Extract the records in full, leaving every picture out.

━━━━━ DATASET ROWS

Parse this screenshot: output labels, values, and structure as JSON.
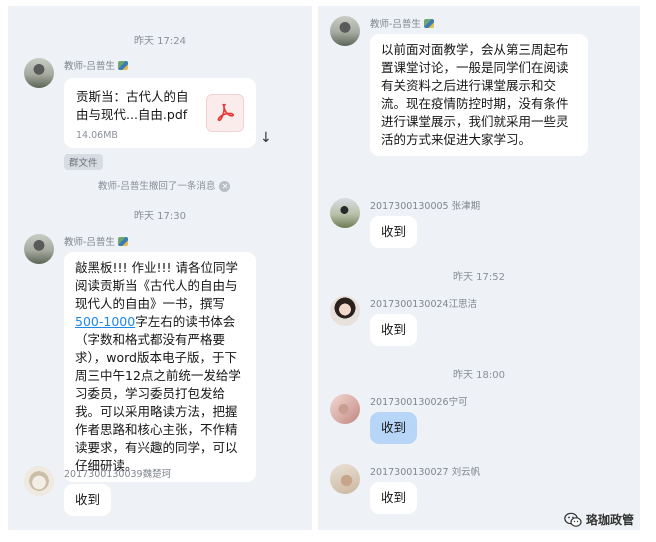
{
  "left": {
    "time1": "昨天 17:24",
    "file_msg": {
      "sender": "教师-吕普生",
      "file_name": "贡斯当：古代人的自由与现代...自由.pdf",
      "file_size": "14.06MB",
      "origin_chip": "群文件"
    },
    "recall_note": "教师-吕普生撤回了一条消息",
    "time2": "昨天 17:30",
    "assign_msg": {
      "sender": "教师-吕普生",
      "part1": "敲黑板!!! 作业!!! 请各位同学阅读贡斯当《古代人的自由与现代人的自由》一书，撰写",
      "link": "500-1000",
      "part2": "字左右的读书体会（字数和格式都没有严格要求），word版本电子版，于下周三中午12点之前统一发给学习委员，学习委员打包发给我。可以采用略读方法，把握作者思路和核心主张，不作精读要求，有兴趣的同学，可以仔细研读。"
    },
    "reply1": {
      "sender": "2017300130039魏楚珂",
      "text": "收到"
    }
  },
  "right": {
    "teacher_msg": {
      "sender": "教师-吕普生",
      "text": "以前面对面教学，会从第三周起布置课堂讨论，一般是同学们在阅读有关资料之后进行课堂展示和交流。现在疫情防控时期，没有条件进行课堂展示，我们就采用一些灵活的方式来促进大家学习。"
    },
    "reply1": {
      "sender": "2017300130005 张津期",
      "text": "收到"
    },
    "time1": "昨天 17:52",
    "reply2": {
      "sender": "2017300130024江思洁",
      "text": "收到"
    },
    "time2": "昨天 18:00",
    "reply3": {
      "sender": "2017300130026宁可",
      "text": "收到"
    },
    "reply4": {
      "sender": "2017300130027 刘云帆",
      "text": "收到"
    }
  },
  "watermark": {
    "icon": "wechat-icon",
    "text": "珞珈政管"
  },
  "colors": {
    "panel_bg": "#eef1f6",
    "bubble_white": "#ffffff",
    "bubble_blue": "#b7d6f7",
    "link": "#1e88e5",
    "pdf_red": "#e53935"
  }
}
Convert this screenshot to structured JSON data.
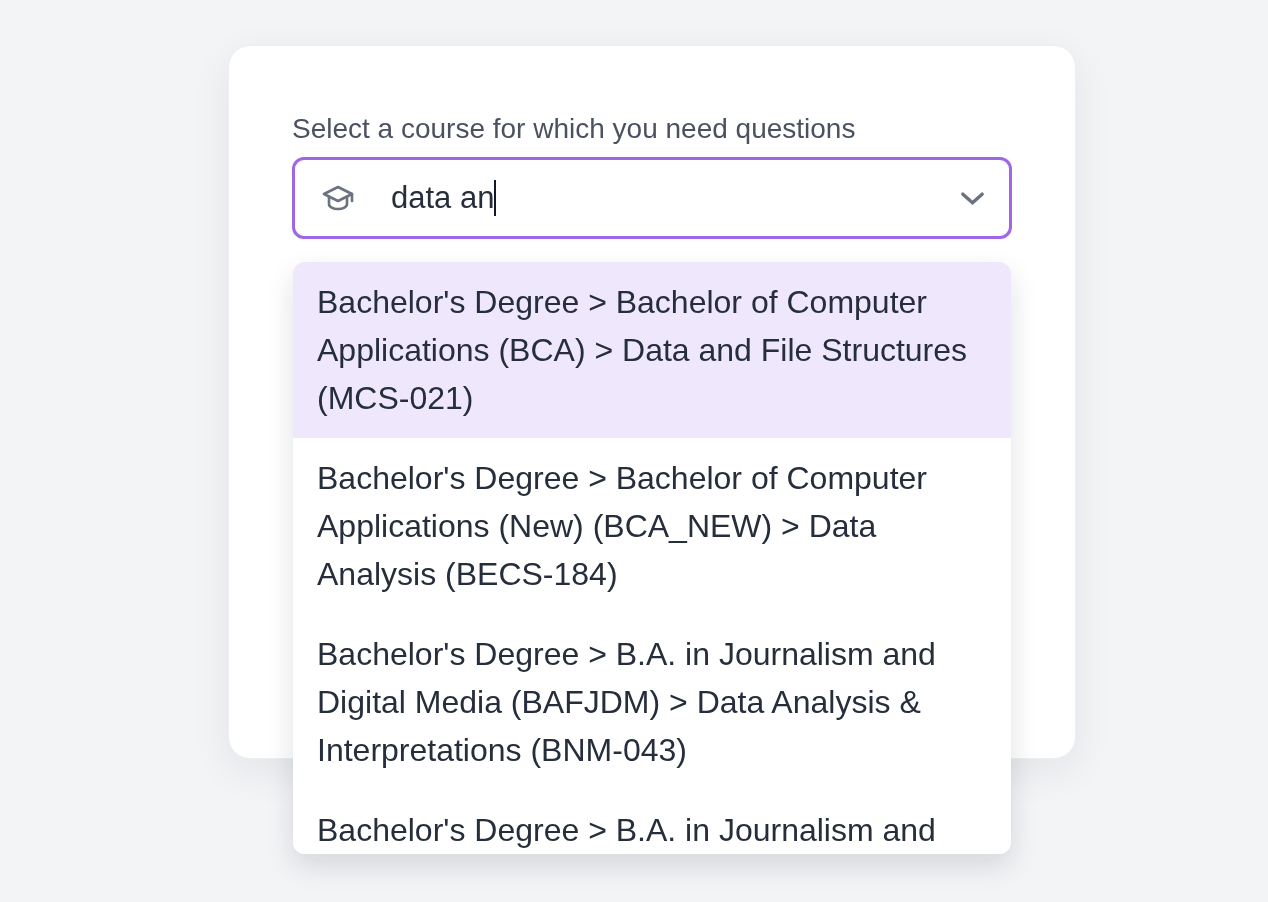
{
  "course_select": {
    "label": "Select a course for which you need questions",
    "value": "data an",
    "focused": true,
    "expanded": true,
    "options": [
      {
        "text": "Bachelor's Degree > Bachelor of Computer Applications (BCA) > Data and File Structures (MCS-021)",
        "selected": true
      },
      {
        "text": "Bachelor's Degree > Bachelor of Computer Applications (New) (BCA_NEW) > Data Analysis (BECS-184)",
        "selected": false
      },
      {
        "text": "Bachelor's Degree > B.A. in Journalism and Digital Media (BAFJDM) > Data Analysis & Interpretations (BNM-043)",
        "selected": false
      },
      {
        "text": "Bachelor's Degree > B.A. in Journalism and",
        "selected": false
      }
    ]
  }
}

━━━━━━━━━━

**COMPLETED TASK**
Parse this screenshot: output labels, values, and structure as JSON.
{
  "left": {
    "time1": "昨天 17:24",
    "file_msg": {
      "sender": "教师-吕普生",
      "file_name": "贡斯当：古代人的自由与现代...自由.pdf",
      "file_size": "14.06MB",
      "origin_chip": "群文件"
    },
    "recall_note": "教师-吕普生撤回了一条消息",
    "time2": "昨天 17:30",
    "assign_msg": {
      "sender": "教师-吕普生",
      "part1": "敲黑板!!! 作业!!! 请各位同学阅读贡斯当《古代人的自由与现代人的自由》一书，撰写",
      "link": "500-1000",
      "part2": "字左右的读书体会（字数和格式都没有严格要求），word版本电子版，于下周三中午12点之前统一发给学习委员，学习委员打包发给我。可以采用略读方法，把握作者思路和核心主张，不作精读要求，有兴趣的同学，可以仔细研读。"
    },
    "reply1": {
      "sender": "2017300130039魏楚珂",
      "text": "收到"
    }
  },
  "right": {
    "teacher_msg": {
      "sender": "教师-吕普生",
      "text": "以前面对面教学，会从第三周起布置课堂讨论，一般是同学们在阅读有关资料之后进行课堂展示和交流。现在疫情防控时期，没有条件进行课堂展示，我们就采用一些灵活的方式来促进大家学习。"
    },
    "reply1": {
      "sender": "2017300130005 张津期",
      "text": "收到"
    },
    "time1": "昨天 17:52",
    "reply2": {
      "sender": "2017300130024江思洁",
      "text": "收到"
    },
    "time2": "昨天 18:00",
    "reply3": {
      "sender": "2017300130026宁可",
      "text": "收到"
    },
    "reply4": {
      "sender": "2017300130027 刘云帆",
      "text": "收到"
    }
  },
  "watermark": {
    "icon": "wechat-icon",
    "text": "珞珈政管"
  },
  "colors": {
    "panel_bg": "#eef1f6",
    "bubble_white": "#ffffff",
    "bubble_blue": "#b7d6f7",
    "link": "#1e88e5",
    "pdf_red": "#e53935"
  }
}
Convert this screenshot to structured JSON data.
{
  "course_select": {
    "label": "Select a course for which you need questions",
    "value": "data an",
    "focused": true,
    "expanded": true,
    "options": [
      {
        "text": "Bachelor's Degree > Bachelor of Computer Applications (BCA) > Data and File Structures (MCS-021)",
        "selected": true
      },
      {
        "text": "Bachelor's Degree > Bachelor of Computer Applications (New) (BCA_NEW) > Data Analysis (BECS-184)",
        "selected": false
      },
      {
        "text": "Bachelor's Degree > B.A. in Journalism and Digital Media (BAFJDM) > Data Analysis & Interpretations (BNM-043)",
        "selected": false
      },
      {
        "text": "Bachelor's Degree > B.A. in Journalism and",
        "selected": false
      }
    ]
  }
}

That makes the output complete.